* _WHAT TO WORK ON_:
Output every line below exactly.

* _RECORDS FOR PROCESSING_:
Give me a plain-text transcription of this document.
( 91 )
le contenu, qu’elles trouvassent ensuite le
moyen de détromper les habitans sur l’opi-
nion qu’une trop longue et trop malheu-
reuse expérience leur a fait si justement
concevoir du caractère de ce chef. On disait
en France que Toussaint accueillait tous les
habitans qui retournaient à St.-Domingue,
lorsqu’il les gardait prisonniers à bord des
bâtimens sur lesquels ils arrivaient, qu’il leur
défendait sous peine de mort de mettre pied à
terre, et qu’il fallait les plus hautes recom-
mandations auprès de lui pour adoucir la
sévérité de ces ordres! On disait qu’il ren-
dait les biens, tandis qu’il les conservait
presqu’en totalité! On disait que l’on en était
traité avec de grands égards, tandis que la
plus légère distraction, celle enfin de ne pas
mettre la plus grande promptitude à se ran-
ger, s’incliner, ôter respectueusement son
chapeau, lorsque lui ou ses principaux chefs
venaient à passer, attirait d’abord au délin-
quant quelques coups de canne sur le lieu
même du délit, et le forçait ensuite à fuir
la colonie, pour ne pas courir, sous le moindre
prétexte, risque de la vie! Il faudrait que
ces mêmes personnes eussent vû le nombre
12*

* _TASK RESULT_:
Give me a plain-text transcription of this document.
( 91 )
le contenu, qu’elles trouvassent ensuite le
moyen de détromper les habitans sur l’opi-
nion qu’une trop longue et trop malheu-
reuse expérience leur a fait si justement
concevoir du caractère de ce chef. On disait
en France que Toussaint accueillait tous les
habitans qui retournaient à St.-Domingue,
lorsqu’il les gardait prisonniers à bord des
bâtimens sur lesquels ils arrivaient, qu’il leur
défendait sous peine de mort de mettre pied à
terre, et qu’il fallait les plus hautes recom-
mandations auprès de lui pour adoucir la
sévérité de ces ordres! On disait qu’il ren-
dait les biens, tandis qu’il les conservait
presqu’en totalité! On disait que l’on en était
traité avec de grands égards, tandis que la
plus légère distraction, celle enfin de ne pas
mettre la plus grande promptitude à se ran-
ger, s’incliner, ôter respectueusement son
chapeau, lorsque lui ou ses principaux chefs
venaient à passer, attirait d’abord au délin-
quant quelques coups de canne sur le lieu
même du délit, et le forçait ensuite à fuir
la colonie, pour ne pas courir, sous le moindre
prétexte, risque de la vie! Il faudrait que
ces mêmes personnes eussent vû le nombre
12*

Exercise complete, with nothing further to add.